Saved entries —
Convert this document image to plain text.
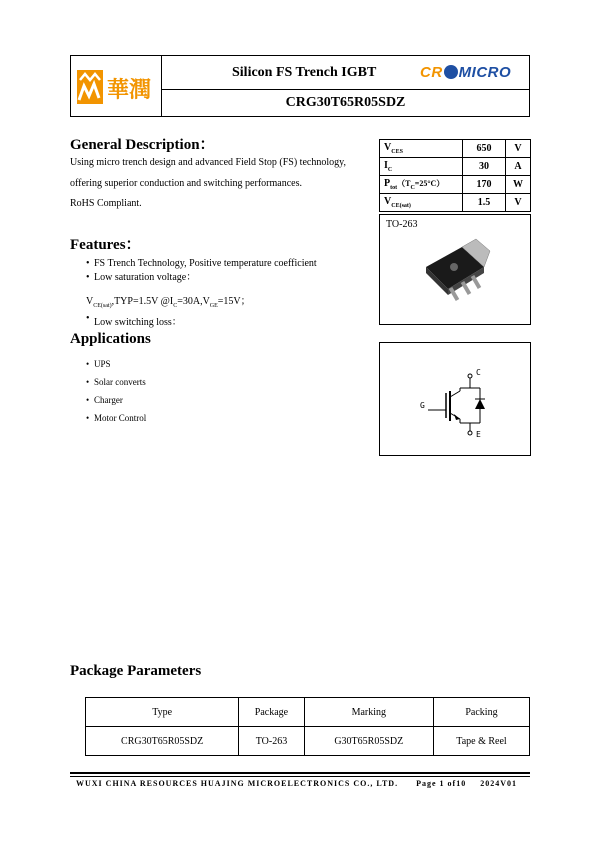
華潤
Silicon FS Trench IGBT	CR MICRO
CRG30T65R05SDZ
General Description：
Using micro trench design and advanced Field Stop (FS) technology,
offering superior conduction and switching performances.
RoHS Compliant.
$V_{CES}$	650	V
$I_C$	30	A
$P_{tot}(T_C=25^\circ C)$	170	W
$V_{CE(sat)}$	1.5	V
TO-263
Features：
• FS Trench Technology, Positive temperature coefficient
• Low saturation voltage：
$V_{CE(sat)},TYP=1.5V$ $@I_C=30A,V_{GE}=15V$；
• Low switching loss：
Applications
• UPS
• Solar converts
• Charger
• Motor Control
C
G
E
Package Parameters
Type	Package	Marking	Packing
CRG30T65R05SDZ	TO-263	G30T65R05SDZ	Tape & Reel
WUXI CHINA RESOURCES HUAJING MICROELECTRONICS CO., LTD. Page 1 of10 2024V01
---
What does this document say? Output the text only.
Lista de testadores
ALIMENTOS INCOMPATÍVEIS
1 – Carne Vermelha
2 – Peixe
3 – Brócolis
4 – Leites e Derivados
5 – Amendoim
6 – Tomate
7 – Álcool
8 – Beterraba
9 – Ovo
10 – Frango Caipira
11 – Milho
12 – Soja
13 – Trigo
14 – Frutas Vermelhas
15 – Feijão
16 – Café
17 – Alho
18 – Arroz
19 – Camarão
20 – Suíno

Directive —
Give the number of lines in the data that contain "document", with no other words.

Answer below —
2